## Aim
Wherever "name" appears in a line, copy that line.

==== Input data

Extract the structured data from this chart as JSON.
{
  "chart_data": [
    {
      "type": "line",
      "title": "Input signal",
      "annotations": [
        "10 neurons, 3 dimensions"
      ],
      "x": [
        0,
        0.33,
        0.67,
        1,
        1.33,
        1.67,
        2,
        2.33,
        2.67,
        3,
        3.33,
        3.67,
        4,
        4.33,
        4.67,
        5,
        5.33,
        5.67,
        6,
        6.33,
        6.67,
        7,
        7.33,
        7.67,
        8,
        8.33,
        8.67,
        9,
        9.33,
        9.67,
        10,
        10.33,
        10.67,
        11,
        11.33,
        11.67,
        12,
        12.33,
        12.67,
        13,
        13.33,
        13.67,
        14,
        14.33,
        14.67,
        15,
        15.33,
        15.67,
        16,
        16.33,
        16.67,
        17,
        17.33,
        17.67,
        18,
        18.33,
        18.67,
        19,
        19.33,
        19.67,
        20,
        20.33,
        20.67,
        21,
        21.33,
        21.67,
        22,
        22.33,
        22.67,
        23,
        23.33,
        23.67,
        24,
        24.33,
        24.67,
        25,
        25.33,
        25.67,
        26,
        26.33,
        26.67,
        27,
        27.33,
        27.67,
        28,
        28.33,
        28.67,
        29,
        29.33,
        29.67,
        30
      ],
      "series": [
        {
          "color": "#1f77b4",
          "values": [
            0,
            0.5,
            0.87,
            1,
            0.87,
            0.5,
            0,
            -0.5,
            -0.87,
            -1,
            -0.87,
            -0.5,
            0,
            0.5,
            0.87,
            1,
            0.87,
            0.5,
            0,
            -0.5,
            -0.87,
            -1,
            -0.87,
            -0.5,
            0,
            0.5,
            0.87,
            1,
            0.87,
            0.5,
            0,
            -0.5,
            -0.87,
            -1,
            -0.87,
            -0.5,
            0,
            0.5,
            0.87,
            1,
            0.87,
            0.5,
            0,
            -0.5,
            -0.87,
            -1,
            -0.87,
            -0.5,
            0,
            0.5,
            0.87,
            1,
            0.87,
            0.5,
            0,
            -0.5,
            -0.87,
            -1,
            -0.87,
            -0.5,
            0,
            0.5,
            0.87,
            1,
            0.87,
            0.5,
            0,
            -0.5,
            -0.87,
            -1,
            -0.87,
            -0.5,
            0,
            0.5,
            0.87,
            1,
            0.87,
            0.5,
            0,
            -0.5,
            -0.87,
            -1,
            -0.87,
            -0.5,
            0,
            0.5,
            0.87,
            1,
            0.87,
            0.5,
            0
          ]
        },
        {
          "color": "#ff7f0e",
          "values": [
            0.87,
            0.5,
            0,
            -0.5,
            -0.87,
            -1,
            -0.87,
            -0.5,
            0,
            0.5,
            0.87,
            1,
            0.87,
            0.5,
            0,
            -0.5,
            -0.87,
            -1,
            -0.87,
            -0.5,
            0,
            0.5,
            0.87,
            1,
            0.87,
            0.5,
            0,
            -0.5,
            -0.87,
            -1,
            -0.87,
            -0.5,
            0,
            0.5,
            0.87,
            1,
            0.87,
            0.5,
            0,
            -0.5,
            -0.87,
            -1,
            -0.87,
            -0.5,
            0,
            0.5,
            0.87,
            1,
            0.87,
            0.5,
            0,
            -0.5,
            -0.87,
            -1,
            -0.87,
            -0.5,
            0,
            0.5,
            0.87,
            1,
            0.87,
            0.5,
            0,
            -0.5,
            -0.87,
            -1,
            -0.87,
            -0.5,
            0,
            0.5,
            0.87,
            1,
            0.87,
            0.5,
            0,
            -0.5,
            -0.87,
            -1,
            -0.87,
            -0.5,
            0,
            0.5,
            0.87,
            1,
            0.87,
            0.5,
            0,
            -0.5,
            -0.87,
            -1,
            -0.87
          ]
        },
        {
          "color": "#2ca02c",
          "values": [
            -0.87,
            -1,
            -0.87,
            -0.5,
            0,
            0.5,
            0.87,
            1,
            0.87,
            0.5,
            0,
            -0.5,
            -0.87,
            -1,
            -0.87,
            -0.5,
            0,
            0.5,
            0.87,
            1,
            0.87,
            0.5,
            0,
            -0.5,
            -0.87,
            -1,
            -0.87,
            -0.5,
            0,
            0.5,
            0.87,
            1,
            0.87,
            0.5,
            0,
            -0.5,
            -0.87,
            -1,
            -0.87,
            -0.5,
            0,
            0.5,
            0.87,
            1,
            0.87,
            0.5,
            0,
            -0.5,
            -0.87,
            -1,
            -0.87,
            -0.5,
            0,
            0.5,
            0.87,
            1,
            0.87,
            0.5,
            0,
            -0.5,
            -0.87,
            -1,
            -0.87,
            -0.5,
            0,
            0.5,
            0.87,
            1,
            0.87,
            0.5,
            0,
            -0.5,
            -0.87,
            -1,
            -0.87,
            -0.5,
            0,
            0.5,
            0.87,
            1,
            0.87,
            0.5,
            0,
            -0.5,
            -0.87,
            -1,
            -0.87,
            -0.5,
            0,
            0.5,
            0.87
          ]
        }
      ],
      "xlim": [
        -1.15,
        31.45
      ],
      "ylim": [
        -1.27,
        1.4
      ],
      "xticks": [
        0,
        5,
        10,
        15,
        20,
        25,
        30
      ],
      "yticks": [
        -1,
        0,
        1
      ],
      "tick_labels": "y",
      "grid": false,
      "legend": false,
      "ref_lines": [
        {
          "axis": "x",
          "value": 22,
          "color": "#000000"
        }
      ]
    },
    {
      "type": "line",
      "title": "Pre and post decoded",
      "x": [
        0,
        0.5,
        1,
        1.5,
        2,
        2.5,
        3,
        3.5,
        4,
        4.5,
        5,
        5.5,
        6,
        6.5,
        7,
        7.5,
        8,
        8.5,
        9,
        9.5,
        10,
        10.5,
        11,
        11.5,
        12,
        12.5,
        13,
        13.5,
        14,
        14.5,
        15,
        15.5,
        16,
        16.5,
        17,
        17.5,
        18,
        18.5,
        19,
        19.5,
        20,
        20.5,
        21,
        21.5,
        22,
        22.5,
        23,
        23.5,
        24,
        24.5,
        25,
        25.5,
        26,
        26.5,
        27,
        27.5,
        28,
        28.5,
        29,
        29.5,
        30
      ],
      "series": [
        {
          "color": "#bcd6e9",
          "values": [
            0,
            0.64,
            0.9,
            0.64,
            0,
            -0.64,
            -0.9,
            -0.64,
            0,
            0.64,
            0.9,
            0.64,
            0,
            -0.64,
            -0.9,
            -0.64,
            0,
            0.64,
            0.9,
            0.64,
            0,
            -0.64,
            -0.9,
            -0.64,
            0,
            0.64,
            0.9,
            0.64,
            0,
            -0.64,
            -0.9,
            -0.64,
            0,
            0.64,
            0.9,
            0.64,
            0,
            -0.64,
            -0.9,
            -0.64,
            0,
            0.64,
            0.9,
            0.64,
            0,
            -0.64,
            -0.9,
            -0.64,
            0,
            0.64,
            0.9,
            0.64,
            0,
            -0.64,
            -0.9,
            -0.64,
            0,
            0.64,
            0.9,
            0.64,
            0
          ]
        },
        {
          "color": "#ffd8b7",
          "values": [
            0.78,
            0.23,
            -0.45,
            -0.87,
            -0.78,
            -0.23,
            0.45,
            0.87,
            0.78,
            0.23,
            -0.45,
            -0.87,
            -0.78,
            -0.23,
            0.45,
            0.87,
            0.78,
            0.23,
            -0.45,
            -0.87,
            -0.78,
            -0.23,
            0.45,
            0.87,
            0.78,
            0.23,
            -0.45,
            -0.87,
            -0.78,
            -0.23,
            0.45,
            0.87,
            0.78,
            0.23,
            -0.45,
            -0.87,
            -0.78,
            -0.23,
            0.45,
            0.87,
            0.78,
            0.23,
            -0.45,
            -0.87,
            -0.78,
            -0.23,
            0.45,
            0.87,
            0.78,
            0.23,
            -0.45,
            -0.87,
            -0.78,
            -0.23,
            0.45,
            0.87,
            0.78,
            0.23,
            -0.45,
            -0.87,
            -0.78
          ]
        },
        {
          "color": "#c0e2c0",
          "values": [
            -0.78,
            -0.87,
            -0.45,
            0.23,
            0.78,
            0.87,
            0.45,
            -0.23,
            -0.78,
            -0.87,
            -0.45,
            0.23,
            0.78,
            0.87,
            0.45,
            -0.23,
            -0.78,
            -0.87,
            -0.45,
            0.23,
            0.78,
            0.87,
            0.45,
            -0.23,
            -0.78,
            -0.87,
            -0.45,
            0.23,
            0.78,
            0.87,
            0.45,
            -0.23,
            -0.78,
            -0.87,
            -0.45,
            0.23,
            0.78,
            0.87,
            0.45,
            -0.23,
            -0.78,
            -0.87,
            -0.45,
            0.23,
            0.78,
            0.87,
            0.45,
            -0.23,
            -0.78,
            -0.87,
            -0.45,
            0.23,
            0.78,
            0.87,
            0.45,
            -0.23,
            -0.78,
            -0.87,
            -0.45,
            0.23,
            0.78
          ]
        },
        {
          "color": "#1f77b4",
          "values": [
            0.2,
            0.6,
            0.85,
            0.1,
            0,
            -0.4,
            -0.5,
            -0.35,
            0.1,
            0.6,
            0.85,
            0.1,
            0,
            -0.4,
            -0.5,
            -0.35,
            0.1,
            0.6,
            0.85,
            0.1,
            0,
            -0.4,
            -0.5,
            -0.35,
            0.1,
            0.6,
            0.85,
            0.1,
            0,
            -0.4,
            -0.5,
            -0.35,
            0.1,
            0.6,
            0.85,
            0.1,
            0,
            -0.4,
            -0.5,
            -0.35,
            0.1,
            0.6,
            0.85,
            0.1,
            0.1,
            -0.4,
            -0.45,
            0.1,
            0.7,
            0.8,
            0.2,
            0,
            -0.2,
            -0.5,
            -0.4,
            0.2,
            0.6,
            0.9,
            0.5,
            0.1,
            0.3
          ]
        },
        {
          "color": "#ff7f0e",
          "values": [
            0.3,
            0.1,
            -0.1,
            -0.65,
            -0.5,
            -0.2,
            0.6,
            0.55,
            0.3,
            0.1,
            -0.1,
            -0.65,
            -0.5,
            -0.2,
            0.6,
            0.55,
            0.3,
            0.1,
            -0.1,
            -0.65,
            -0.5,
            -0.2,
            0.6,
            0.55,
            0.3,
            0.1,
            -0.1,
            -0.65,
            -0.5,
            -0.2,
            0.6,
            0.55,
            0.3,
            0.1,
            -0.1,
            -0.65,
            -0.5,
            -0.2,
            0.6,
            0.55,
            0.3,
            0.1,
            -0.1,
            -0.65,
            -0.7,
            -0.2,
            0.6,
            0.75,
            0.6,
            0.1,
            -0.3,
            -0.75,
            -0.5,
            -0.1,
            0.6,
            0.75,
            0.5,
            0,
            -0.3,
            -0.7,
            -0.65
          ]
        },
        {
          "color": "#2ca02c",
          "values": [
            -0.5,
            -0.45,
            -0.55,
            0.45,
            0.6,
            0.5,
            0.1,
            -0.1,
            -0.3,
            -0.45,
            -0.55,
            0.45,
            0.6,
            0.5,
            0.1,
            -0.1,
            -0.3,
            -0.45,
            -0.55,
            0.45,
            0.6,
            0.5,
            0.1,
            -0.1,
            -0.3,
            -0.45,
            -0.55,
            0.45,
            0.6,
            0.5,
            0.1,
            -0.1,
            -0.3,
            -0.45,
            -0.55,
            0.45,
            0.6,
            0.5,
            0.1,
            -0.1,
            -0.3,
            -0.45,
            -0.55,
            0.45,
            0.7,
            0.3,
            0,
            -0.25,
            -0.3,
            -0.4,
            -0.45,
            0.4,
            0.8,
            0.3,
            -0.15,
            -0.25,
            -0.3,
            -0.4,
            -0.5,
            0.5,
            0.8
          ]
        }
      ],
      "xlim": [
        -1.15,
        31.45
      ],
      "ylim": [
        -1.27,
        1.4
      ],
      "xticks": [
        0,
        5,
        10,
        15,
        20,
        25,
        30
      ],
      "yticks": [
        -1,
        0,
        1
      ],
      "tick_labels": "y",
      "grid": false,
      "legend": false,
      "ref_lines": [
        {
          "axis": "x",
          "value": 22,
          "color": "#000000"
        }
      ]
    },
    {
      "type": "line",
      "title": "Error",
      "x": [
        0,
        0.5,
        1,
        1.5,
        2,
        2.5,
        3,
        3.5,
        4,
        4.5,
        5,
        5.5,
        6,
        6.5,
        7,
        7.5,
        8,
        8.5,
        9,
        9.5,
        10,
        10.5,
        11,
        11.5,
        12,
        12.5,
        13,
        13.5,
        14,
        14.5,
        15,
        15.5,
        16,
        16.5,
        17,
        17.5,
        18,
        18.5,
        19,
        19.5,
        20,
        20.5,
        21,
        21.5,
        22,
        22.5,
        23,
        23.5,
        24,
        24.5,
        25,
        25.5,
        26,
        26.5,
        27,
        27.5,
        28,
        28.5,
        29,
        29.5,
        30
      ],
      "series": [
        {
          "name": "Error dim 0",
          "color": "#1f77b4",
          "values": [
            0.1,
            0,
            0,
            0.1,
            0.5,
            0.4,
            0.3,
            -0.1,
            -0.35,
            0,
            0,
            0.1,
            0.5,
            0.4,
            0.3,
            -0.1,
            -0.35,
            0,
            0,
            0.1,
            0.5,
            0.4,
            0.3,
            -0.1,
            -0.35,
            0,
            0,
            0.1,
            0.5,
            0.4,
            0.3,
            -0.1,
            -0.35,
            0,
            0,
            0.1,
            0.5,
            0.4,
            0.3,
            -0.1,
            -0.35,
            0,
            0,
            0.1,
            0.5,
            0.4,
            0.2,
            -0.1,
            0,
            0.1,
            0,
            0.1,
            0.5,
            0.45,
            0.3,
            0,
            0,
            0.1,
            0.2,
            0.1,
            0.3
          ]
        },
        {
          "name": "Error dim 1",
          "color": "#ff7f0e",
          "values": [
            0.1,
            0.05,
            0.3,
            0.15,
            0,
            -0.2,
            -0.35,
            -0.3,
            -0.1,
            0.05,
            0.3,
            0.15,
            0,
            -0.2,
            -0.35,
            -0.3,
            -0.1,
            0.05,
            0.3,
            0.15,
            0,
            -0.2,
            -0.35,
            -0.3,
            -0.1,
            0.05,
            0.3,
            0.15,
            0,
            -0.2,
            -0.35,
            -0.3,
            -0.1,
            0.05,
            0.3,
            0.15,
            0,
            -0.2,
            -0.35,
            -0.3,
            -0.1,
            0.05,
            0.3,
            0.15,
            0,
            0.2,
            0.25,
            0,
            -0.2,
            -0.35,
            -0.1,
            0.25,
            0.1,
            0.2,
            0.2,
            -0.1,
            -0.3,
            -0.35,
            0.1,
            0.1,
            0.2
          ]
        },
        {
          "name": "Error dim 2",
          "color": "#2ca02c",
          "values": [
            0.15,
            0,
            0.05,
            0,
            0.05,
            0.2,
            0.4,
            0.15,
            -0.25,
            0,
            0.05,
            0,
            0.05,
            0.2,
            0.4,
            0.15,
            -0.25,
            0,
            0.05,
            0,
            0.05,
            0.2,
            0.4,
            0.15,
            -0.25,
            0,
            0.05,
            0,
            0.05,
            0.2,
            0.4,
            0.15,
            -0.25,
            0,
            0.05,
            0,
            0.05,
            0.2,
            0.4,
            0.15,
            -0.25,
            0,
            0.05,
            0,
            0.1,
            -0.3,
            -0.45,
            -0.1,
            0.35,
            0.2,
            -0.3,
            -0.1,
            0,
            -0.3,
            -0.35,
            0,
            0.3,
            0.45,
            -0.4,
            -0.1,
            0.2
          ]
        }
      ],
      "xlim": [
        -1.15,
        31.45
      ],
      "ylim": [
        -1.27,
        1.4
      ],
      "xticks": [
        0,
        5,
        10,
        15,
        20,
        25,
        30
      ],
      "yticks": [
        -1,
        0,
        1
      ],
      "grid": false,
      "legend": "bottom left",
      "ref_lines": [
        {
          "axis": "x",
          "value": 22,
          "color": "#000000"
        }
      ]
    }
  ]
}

========

## Answer to the exercise
          "name": "Error dim 0",
          "name": "Error dim 1",
          "name": "Error dim 2",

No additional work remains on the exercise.